** Start SUPPLIED RECORDS **
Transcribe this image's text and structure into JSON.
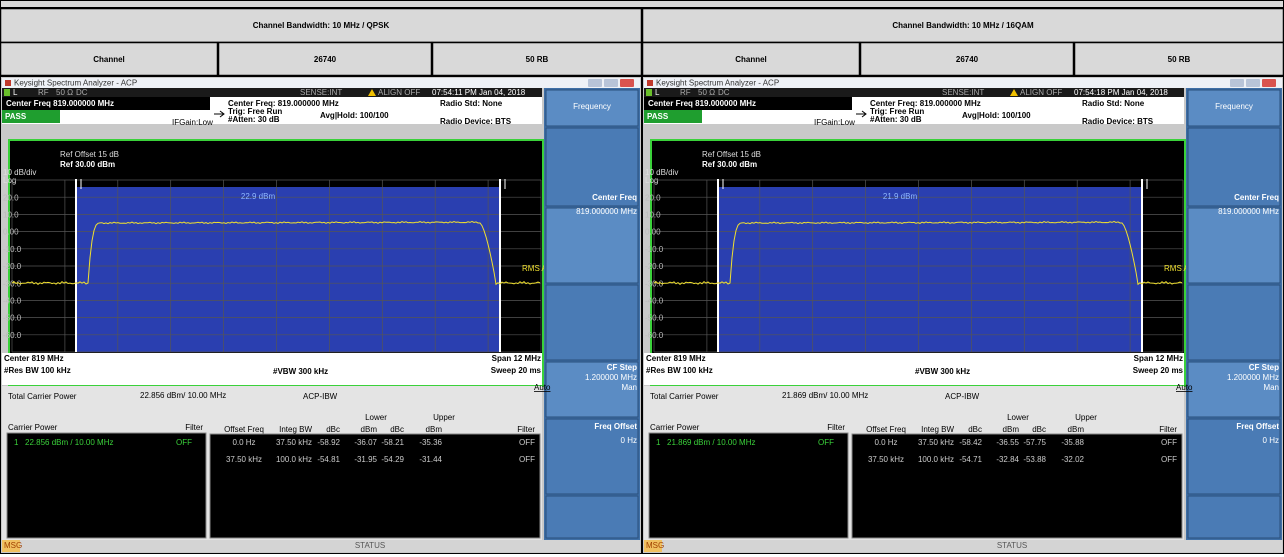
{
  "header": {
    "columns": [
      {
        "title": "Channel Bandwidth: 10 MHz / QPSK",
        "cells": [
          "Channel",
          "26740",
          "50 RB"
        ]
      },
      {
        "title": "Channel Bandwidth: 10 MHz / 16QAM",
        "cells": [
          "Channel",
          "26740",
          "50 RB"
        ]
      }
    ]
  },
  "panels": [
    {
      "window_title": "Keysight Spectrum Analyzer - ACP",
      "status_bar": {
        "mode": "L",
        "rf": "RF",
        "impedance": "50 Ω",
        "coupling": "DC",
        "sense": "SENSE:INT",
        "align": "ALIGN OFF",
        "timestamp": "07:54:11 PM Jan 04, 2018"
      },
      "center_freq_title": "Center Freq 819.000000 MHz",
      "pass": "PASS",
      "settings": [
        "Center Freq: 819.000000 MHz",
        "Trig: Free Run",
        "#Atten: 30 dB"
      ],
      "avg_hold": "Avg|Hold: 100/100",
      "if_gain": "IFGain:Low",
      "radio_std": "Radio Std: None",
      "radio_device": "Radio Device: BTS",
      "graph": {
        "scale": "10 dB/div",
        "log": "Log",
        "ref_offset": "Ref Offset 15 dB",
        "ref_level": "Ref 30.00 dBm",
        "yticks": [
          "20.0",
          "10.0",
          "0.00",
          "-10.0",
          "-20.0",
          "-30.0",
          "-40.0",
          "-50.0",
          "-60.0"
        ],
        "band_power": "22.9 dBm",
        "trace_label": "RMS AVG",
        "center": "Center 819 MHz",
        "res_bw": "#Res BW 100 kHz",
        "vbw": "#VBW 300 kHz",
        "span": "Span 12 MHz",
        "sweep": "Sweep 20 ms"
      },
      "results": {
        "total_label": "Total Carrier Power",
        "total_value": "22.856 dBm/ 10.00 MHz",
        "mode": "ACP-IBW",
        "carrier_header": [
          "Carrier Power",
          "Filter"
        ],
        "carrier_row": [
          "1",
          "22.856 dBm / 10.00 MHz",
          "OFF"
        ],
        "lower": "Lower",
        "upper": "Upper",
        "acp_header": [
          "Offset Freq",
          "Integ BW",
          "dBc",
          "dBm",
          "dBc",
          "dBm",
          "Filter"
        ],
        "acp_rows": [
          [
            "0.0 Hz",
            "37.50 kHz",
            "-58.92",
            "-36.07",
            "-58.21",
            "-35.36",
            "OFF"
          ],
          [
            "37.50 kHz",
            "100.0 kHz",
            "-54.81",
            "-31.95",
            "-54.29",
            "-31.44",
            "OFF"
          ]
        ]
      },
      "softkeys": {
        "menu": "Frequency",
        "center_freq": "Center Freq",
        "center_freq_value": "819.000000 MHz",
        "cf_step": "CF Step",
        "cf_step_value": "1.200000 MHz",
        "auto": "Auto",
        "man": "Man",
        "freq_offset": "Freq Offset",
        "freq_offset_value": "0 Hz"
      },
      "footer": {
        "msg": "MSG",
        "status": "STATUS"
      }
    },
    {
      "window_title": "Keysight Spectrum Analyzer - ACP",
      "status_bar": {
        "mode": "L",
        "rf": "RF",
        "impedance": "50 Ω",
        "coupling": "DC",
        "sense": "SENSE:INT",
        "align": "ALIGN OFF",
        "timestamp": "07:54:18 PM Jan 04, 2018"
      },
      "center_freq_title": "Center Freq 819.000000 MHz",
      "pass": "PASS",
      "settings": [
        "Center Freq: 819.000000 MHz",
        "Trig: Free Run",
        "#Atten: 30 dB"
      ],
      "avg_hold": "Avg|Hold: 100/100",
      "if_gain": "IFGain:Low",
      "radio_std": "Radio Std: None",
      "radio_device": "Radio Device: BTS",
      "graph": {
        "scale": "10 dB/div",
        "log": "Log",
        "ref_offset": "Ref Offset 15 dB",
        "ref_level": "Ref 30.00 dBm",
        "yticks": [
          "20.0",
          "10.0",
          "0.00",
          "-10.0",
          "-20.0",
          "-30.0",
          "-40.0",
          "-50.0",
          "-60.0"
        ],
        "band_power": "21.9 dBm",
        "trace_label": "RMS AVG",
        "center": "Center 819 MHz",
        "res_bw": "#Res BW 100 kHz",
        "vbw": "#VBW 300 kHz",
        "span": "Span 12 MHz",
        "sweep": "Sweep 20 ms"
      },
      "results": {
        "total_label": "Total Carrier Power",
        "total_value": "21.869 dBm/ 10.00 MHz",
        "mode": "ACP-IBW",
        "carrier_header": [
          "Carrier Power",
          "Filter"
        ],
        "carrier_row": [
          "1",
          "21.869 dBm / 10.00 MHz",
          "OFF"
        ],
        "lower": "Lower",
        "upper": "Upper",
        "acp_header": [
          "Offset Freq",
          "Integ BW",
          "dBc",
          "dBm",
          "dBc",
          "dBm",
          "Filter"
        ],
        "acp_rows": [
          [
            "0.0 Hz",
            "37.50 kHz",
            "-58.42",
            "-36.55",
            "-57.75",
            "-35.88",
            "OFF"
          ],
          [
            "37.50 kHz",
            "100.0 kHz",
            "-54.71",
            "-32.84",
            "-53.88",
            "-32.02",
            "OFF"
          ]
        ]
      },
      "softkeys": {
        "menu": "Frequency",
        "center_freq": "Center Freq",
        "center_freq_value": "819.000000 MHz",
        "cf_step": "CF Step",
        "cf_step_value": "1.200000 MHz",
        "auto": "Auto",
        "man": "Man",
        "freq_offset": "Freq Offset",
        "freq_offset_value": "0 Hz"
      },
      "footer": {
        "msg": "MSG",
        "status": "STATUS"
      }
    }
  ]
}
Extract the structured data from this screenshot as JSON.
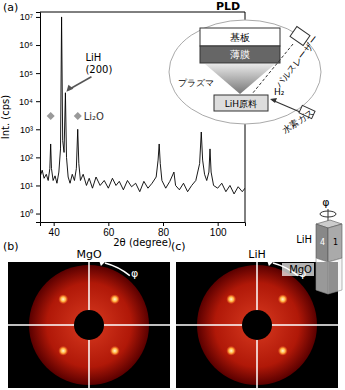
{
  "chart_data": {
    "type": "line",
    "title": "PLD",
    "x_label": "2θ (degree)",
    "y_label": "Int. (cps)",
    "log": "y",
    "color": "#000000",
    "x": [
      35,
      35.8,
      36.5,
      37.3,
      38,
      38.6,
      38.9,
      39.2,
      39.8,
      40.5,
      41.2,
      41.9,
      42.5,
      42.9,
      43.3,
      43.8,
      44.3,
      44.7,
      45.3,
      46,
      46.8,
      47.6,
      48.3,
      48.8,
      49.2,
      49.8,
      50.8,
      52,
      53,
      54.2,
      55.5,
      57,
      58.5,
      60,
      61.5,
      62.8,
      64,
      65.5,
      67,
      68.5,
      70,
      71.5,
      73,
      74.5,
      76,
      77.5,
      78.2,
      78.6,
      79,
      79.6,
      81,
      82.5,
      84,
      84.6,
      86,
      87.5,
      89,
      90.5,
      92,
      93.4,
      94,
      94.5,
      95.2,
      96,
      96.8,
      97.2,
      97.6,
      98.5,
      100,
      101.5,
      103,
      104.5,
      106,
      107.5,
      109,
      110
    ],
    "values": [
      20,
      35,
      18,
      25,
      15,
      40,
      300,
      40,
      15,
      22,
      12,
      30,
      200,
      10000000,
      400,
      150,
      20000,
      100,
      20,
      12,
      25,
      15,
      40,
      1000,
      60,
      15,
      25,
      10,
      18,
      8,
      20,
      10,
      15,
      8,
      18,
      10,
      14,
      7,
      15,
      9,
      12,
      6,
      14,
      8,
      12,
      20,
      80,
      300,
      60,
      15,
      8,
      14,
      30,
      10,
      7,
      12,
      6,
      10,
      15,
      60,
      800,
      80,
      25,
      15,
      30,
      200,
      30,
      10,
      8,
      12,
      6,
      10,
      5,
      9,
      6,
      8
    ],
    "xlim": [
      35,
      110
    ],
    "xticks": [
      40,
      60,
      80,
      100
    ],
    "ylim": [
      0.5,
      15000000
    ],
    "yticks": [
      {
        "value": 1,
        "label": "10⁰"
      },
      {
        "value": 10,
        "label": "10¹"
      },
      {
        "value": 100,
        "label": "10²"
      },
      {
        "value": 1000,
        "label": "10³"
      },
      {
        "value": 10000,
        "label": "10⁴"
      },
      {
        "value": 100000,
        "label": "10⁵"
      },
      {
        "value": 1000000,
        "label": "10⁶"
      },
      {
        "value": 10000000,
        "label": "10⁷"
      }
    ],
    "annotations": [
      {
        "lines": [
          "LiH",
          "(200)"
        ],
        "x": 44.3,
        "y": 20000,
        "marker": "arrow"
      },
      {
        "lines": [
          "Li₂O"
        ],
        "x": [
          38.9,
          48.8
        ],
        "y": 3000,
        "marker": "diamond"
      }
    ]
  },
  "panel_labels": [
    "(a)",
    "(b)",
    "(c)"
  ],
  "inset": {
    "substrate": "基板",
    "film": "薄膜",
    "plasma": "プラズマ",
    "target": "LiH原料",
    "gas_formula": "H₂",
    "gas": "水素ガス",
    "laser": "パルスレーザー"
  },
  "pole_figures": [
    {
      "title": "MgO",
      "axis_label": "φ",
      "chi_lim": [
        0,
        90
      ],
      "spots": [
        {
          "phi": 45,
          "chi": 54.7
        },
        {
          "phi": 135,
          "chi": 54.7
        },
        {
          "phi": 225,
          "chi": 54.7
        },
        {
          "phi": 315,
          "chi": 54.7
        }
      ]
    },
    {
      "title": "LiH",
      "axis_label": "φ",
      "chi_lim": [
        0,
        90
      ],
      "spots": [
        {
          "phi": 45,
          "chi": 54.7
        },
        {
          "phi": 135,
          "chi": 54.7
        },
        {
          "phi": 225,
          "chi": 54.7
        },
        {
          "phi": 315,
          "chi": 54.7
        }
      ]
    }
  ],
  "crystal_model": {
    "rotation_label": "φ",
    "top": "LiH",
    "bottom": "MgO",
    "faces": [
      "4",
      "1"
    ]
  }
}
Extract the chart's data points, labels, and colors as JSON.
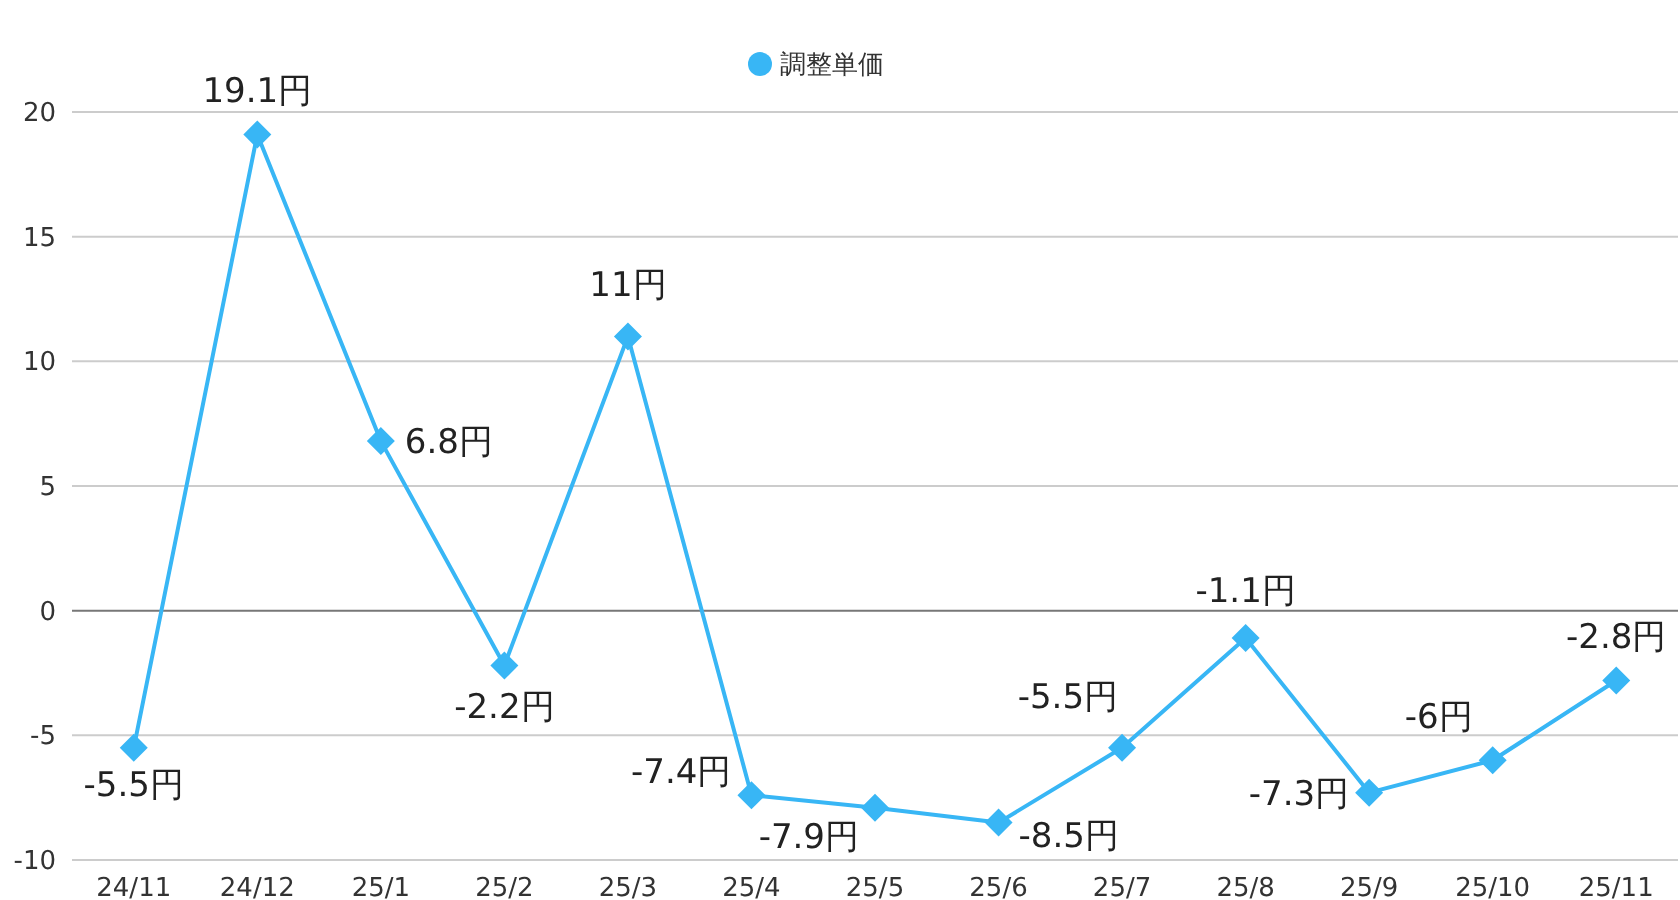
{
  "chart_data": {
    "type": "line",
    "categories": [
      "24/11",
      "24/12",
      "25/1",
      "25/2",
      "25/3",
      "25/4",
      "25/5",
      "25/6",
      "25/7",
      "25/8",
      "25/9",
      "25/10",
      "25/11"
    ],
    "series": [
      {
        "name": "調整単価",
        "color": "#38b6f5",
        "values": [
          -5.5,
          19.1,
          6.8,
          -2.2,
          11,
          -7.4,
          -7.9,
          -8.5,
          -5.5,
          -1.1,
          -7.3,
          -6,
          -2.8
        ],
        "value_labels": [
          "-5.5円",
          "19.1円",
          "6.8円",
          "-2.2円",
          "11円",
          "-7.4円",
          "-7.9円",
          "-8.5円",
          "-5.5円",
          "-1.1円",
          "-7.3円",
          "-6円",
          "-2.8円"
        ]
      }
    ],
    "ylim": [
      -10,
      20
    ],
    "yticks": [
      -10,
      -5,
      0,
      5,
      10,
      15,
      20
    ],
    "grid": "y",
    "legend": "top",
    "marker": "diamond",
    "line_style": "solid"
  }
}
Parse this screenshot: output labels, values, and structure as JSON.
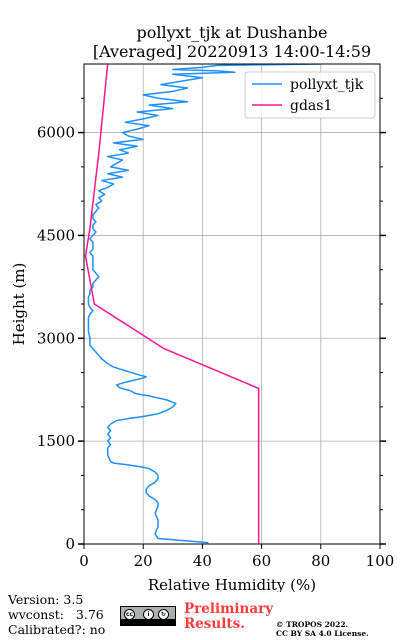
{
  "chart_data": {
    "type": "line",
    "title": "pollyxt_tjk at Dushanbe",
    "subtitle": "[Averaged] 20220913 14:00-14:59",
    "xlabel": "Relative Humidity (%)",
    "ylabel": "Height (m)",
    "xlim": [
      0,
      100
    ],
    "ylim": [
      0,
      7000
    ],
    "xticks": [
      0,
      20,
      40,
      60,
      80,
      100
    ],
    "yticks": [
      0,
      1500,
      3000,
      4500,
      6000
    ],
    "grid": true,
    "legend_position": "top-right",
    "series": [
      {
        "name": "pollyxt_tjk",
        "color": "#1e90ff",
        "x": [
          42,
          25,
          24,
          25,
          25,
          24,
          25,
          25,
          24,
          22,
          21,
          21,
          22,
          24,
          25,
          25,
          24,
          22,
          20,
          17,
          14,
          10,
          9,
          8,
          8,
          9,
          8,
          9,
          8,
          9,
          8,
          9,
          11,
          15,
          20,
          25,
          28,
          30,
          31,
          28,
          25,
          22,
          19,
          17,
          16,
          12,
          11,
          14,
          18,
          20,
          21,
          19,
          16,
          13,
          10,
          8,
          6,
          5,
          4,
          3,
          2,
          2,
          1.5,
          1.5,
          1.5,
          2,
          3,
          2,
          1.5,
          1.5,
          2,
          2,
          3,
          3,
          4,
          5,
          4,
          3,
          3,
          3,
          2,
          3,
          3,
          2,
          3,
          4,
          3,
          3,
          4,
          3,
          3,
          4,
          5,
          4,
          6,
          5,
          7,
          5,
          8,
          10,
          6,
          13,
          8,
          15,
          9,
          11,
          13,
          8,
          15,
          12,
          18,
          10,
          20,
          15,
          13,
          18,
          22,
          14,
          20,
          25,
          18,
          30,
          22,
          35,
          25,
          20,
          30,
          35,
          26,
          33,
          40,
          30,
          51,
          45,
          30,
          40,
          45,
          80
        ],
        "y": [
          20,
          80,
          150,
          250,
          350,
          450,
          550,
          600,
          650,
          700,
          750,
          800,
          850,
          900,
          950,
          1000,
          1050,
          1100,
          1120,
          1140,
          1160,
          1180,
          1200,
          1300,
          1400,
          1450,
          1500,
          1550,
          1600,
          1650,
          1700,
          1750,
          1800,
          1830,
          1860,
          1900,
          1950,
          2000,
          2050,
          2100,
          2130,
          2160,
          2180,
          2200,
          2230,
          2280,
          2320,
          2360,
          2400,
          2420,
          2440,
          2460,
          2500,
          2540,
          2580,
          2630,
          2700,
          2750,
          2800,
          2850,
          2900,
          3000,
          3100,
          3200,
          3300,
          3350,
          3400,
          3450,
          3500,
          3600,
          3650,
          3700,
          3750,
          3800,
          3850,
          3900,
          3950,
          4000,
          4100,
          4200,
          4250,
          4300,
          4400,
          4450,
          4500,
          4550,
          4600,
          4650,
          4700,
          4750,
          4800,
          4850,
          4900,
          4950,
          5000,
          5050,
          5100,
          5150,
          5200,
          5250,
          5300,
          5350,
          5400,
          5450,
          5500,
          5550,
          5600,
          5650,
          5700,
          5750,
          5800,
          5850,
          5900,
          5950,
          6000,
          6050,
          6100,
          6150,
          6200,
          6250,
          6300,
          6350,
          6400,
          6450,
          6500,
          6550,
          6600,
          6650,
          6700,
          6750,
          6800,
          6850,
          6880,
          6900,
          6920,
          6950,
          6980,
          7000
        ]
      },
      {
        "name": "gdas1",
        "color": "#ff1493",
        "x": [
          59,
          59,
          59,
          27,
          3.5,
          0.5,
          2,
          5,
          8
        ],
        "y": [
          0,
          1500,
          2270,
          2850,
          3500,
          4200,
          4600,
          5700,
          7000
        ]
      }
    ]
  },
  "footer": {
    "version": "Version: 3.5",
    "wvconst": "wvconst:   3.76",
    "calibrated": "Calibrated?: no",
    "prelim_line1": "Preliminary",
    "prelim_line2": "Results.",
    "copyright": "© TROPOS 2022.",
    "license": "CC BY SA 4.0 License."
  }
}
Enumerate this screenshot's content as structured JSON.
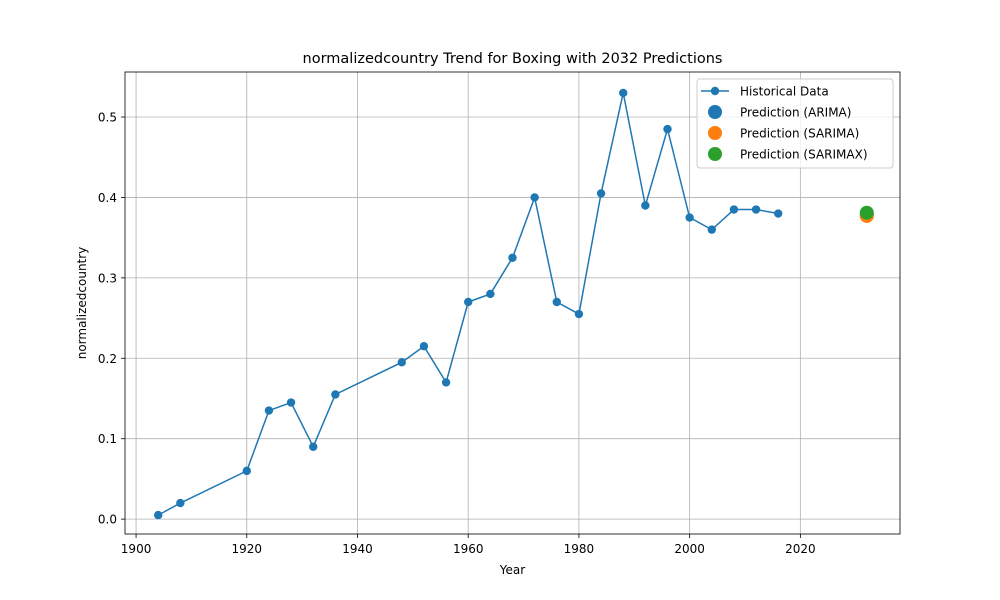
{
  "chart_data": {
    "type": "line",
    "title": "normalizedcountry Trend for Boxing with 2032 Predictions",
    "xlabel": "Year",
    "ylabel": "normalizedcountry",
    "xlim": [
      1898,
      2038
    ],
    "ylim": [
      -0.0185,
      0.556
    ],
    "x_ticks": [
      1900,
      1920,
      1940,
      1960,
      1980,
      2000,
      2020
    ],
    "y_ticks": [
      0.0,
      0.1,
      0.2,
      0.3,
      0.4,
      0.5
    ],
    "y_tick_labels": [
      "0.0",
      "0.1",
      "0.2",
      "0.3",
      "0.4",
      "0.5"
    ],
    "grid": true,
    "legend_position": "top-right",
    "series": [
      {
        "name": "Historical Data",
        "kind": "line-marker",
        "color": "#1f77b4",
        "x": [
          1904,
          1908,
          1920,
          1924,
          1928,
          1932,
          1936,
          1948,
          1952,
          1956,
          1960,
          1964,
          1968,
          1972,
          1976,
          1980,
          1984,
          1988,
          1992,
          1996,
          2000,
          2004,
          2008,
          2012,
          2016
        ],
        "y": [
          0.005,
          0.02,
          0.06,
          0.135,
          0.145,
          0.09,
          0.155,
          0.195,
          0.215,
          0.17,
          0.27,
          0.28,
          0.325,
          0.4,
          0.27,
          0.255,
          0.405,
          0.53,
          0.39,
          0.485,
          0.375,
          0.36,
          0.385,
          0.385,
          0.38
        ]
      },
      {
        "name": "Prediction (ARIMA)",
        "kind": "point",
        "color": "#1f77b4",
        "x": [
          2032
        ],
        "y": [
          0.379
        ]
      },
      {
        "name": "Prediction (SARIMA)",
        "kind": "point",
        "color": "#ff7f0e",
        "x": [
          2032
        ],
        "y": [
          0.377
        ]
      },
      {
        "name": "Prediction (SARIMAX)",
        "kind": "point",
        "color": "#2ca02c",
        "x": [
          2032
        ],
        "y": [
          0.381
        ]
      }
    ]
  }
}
** End SUPPLIED RECORDS **
CHALLENGE:
Sift the material for lines with the string "ylabel". Copy each one found.

REPLY:
    "ylabel": "Height (m)",
    "ylabel": "normalizedcountry",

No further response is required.